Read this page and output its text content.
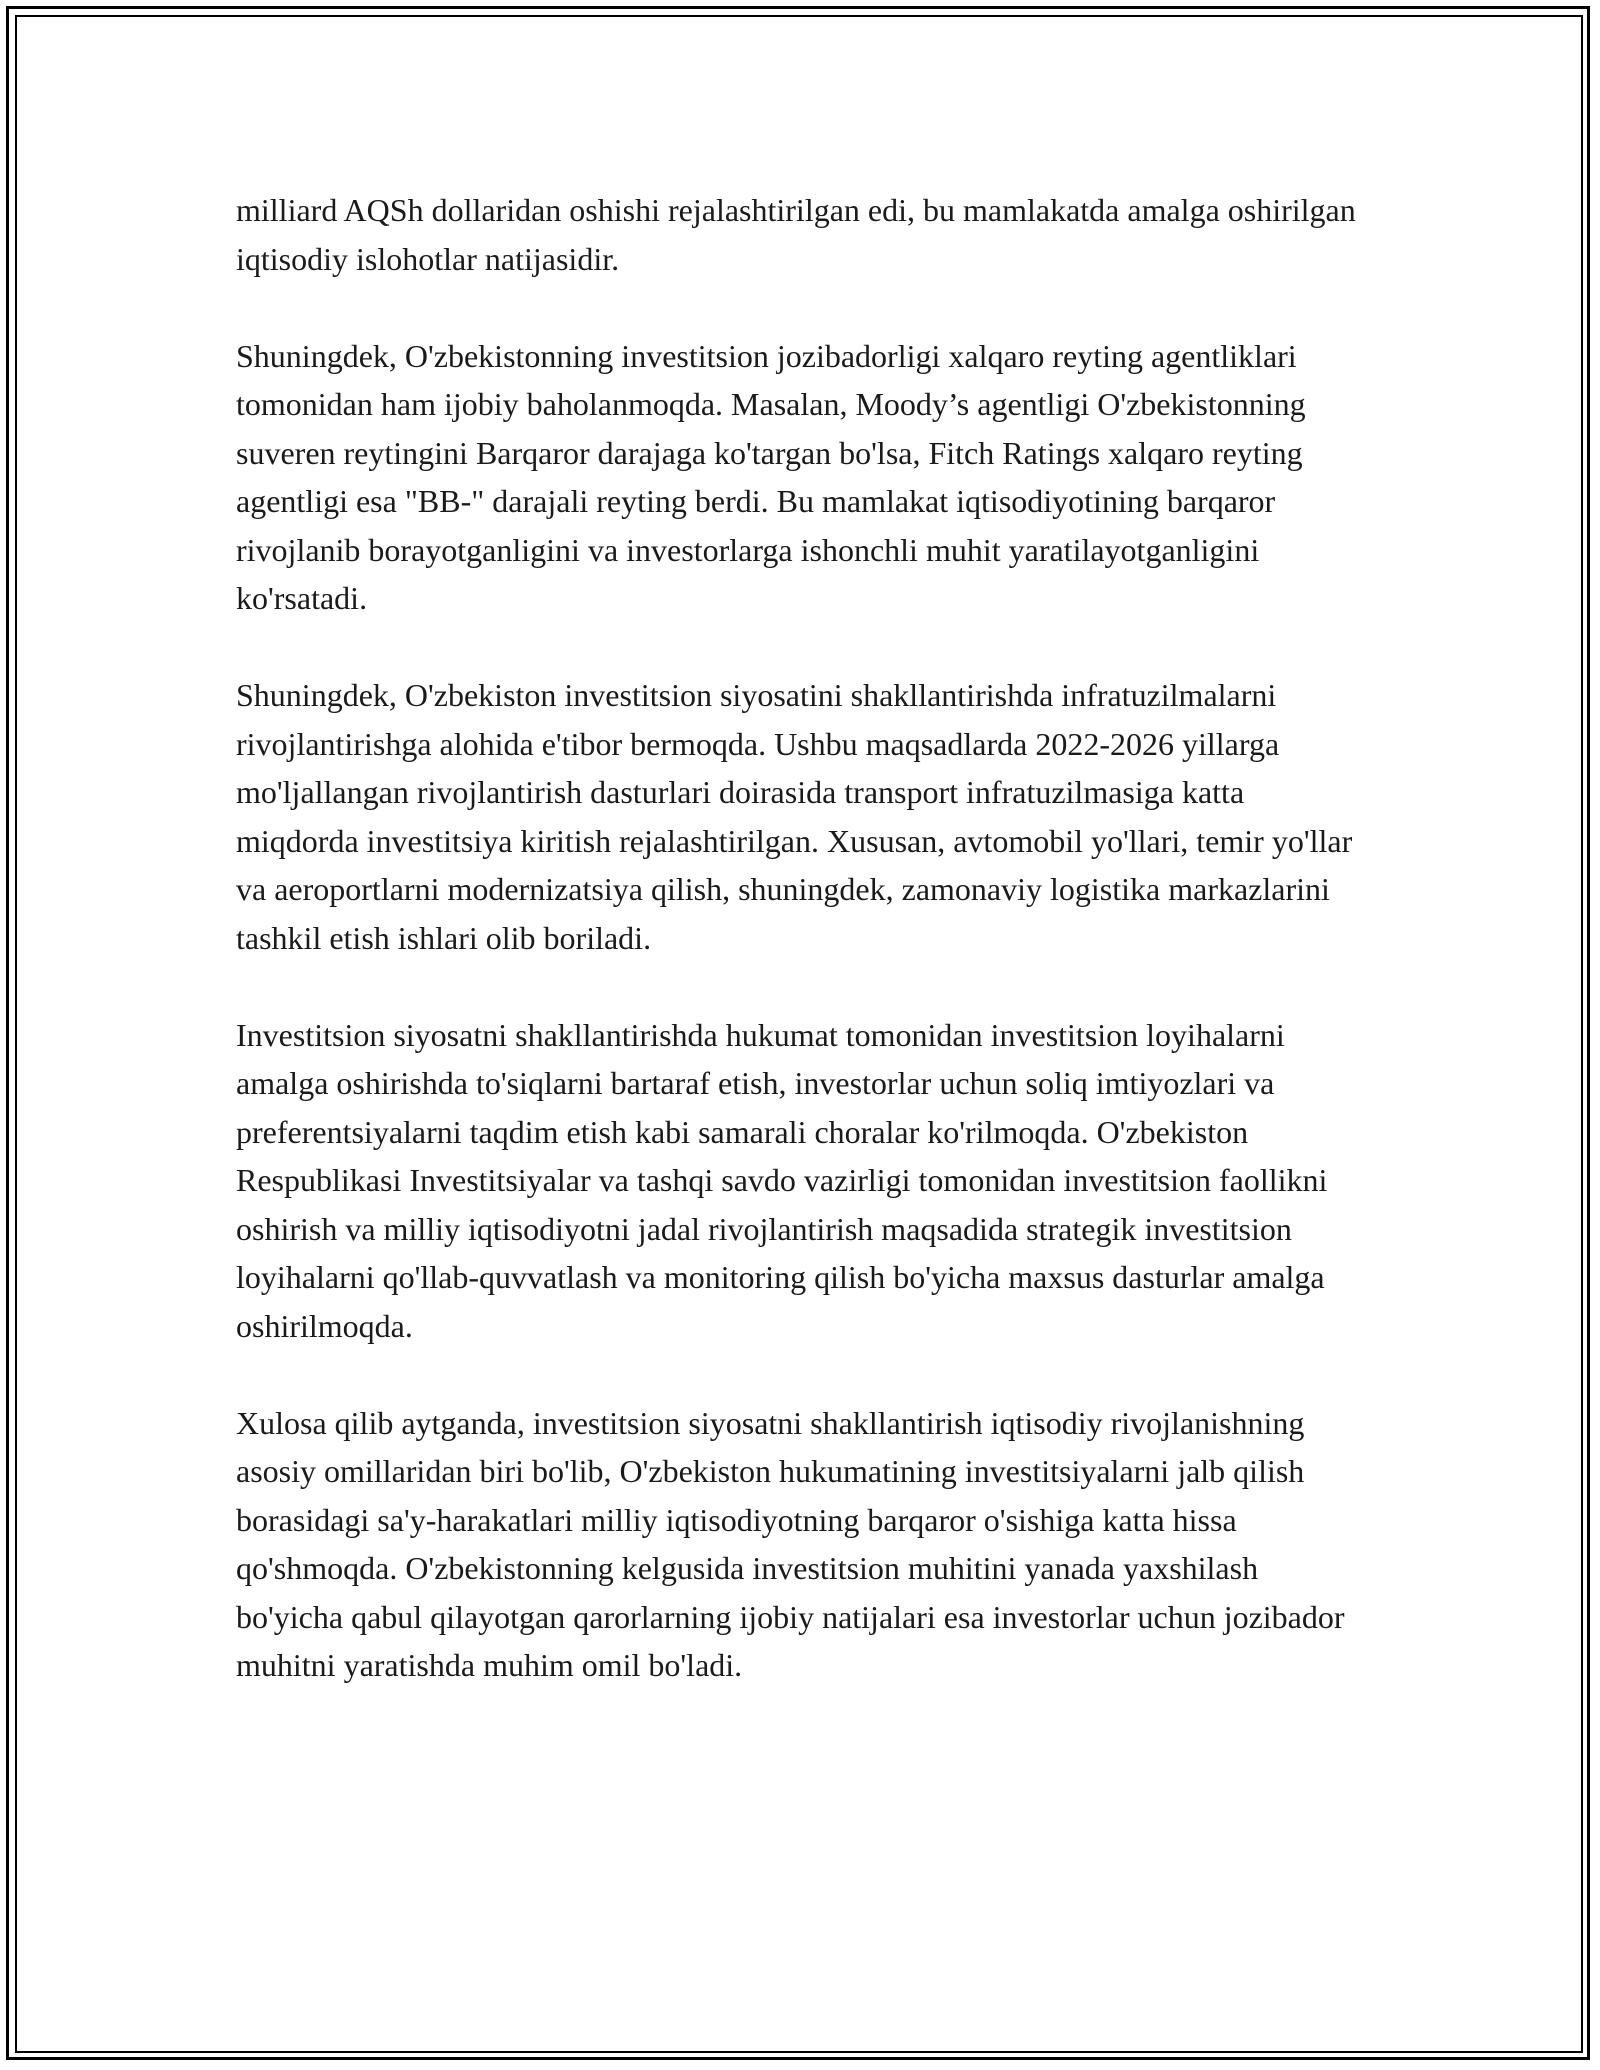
milliard AQSh dollaridan oshishi rejalashtirilgan edi, bu mamlakatda amalga oshirilgan iqtisodiy islohotlar natijasidir.

Shuningdek, O'zbekistonning investitsion jozibadorligi xalqaro reyting agentliklari tomonidan ham ijobiy baholanmoqda. Masalan, Moody’s agentligi O'zbekistonning suveren reytingini Barqaror darajaga ko'targan bo'lsa, Fitch Ratings xalqaro reyting agentligi esa "BB-" darajali reyting berdi. Bu mamlakat iqtisodiyotining barqaror rivojlanib borayotganligini va investorlarga ishonchli muhit yaratilayotganligini ko'rsatadi.

Shuningdek, O'zbekiston investitsion siyosatini shakllantirishda infratuzilmalarni rivojlantirishga alohida e'tibor bermoqda. Ushbu maqsadlarda 2022-2026 yillarga mo'ljallangan rivojlantirish dasturlari doirasida transport infratuzilmasiga katta miqdorda investitsiya kiritish rejalashtirilgan. Xususan, avtomobil yo'llari, temir yo'llar va aeroportlarni modernizatsiya qilish, shuningdek, zamonaviy logistika markazlarini tashkil etish ishlari olib boriladi.

Investitsion siyosatni shakllantirishda hukumat tomonidan investitsion loyihalarni amalga oshirishda to'siqlarni bartaraf etish, investorlar uchun soliq imtiyozlari va preferentsiyalarni taqdim etish kabi samarali choralar ko'rilmoqda. O'zbekiston Respublikasi Investitsiyalar va tashqi savdo vazirligi tomonidan investitsion faollikni oshirish va milliy iqtisodiyotni jadal rivojlantirish maqsadida strategik investitsion loyihalarni qo'llab-quvvatlash va monitoring qilish bo'yicha maxsus dasturlar amalga oshirilmoqda.

Xulosa qilib aytganda, investitsion siyosatni shakllantirish iqtisodiy rivojlanishning asosiy omillaridan biri bo'lib, O'zbekiston hukumatining investitsiyalarni jalb qilish borasidagi sa'y-harakatlari milliy iqtisodiyotning barqaror o'sishiga katta hissa qo'shmoqda. O'zbekistonning kelgusida investitsion muhitini yanada yaxshilash bo'yicha qabul qilayotgan qarorlarning ijobiy natijalari esa investorlar uchun jozibador muhitni yaratishda muhim omil bo'ladi.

CHALLENGE:
Leave out the pictures and print every line of the data exactly.

WORKED ANSWER:
Read this page and output its text content.
milliard AQSh dollaridan oshishi rejalashtirilgan edi, bu mamlakatda amalga oshirilgan iqtisodiy islohotlar natijasidir.

Shuningdek, O'zbekistonning investitsion jozibadorligi xalqaro reyting agentliklari tomonidan ham ijobiy baholanmoqda. Masalan, Moody’s agentligi O'zbekistonning suveren reytingini Barqaror darajaga ko'targan bo'lsa, Fitch Ratings xalqaro reyting agentligi esa "BB-" darajali reyting berdi. Bu mamlakat iqtisodiyotining barqaror rivojlanib borayotganligini va investorlarga ishonchli muhit yaratilayotganligini ko'rsatadi.

Shuningdek, O'zbekiston investitsion siyosatini shakllantirishda infratuzilmalarni rivojlantirishga alohida e'tibor bermoqda. Ushbu maqsadlarda 2022-2026 yillarga mo'ljallangan rivojlantirish dasturlari doirasida transport infratuzilmasiga katta miqdorda investitsiya kiritish rejalashtirilgan. Xususan, avtomobil yo'llari, temir yo'llar va aeroportlarni modernizatsiya qilish, shuningdek, zamonaviy logistika markazlarini tashkil etish ishlari olib boriladi.

Investitsion siyosatni shakllantirishda hukumat tomonidan investitsion loyihalarni amalga oshirishda to'siqlarni bartaraf etish, investorlar uchun soliq imtiyozlari va preferentsiyalarni taqdim etish kabi samarali choralar ko'rilmoqda. O'zbekiston Respublikasi Investitsiyalar va tashqi savdo vazirligi tomonidan investitsion faollikni oshirish va milliy iqtisodiyotni jadal rivojlantirish maqsadida strategik investitsion loyihalarni qo'llab-quvvatlash va monitoring qilish bo'yicha maxsus dasturlar amalga oshirilmoqda.

Xulosa qilib aytganda, investitsion siyosatni shakllantirish iqtisodiy rivojlanishning asosiy omillaridan biri bo'lib, O'zbekiston hukumatining investitsiyalarni jalb qilish borasidagi sa'y-harakatlari milliy iqtisodiyotning barqaror o'sishiga katta hissa qo'shmoqda. O'zbekistonning kelgusida investitsion muhitini yanada yaxshilash bo'yicha qabul qilayotgan qarorlarning ijobiy natijalari esa investorlar uchun jozibador muhitni yaratishda muhim omil bo'ladi.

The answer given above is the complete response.